- Set exercise
Retype the complete listing exactly as it appears.

- Dataset entries

## Start

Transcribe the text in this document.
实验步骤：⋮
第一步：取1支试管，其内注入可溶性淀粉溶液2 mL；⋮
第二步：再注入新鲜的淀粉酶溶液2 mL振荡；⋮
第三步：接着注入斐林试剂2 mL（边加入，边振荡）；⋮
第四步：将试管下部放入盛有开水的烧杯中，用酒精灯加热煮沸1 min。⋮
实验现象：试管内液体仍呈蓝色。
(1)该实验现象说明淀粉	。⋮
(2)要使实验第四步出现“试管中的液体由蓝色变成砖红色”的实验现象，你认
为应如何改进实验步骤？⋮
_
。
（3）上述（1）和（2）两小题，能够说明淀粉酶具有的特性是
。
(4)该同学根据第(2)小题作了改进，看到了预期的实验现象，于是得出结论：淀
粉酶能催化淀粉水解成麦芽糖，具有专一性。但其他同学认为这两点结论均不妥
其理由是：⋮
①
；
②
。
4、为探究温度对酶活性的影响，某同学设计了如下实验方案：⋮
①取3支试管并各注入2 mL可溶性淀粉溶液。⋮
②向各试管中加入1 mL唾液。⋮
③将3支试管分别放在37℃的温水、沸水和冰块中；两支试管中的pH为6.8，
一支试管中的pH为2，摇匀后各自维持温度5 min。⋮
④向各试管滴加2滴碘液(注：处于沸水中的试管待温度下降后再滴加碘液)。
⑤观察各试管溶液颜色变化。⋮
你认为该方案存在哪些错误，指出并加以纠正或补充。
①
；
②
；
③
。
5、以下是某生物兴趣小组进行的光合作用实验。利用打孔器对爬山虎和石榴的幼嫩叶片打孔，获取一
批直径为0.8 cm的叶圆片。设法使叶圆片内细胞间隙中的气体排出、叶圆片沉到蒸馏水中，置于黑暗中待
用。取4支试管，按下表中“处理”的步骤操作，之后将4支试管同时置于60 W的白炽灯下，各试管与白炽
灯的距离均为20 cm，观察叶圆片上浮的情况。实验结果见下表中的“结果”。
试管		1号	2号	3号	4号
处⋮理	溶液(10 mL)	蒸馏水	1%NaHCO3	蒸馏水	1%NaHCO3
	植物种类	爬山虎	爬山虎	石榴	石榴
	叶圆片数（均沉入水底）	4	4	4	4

## End

- Solution to this task
Transcribe the text in this document.
实验步骤：⋮
第一步：取1支试管，其内注入可溶性淀粉溶液2 mL；⋮
第二步：再注入新鲜的淀粉酶溶液2 mL振荡；⋮
第三步：接着注入斐林试剂2 mL（边加入，边振荡）；⋮
第四步：将试管下部放入盛有开水的烧杯中，用酒精灯加热煮沸1 min。⋮
实验现象：试管内液体仍呈蓝色。
(1)该实验现象说明淀粉	。⋮
(2)要使实验第四步出现“试管中的液体由蓝色变成砖红色”的实验现象，你认
为应如何改进实验步骤？⋮
_
。
（3）上述（1）和（2）两小题，能够说明淀粉酶具有的特性是
。
(4)该同学根据第(2)小题作了改进，看到了预期的实验现象，于是得出结论：淀
粉酶能催化淀粉水解成麦芽糖，具有专一性。但其他同学认为这两点结论均不妥
其理由是：⋮
①
；
②
。
4、为探究温度对酶活性的影响，某同学设计了如下实验方案：⋮
①取3支试管并各注入2 mL可溶性淀粉溶液。⋮
②向各试管中加入1 mL唾液。⋮
③将3支试管分别放在37℃的温水、沸水和冰块中；两支试管中的pH为6.8，
一支试管中的pH为2，摇匀后各自维持温度5 min。⋮
④向各试管滴加2滴碘液(注：处于沸水中的试管待温度下降后再滴加碘液)。
⑤观察各试管溶液颜色变化。⋮
你认为该方案存在哪些错误，指出并加以纠正或补充。
①
；
②
；
③
。
5、以下是某生物兴趣小组进行的光合作用实验。利用打孔器对爬山虎和石榴的幼嫩叶片打孔，获取一
批直径为0.8 cm的叶圆片。设法使叶圆片内细胞间隙中的气体排出、叶圆片沉到蒸馏水中，置于黑暗中待
用。取4支试管，按下表中“处理”的步骤操作，之后将4支试管同时置于60 W的白炽灯下，各试管与白炽
灯的距离均为20 cm，观察叶圆片上浮的情况。实验结果见下表中的“结果”。
试管		1号	2号	3号	4号
处⋮理	溶液(10 mL)	蒸馏水	1%NaHCO3	蒸馏水	1%NaHCO3
	植物种类	爬山虎	爬山虎	石榴	石榴
	叶圆片数（均沉入水底）	4	4	4	4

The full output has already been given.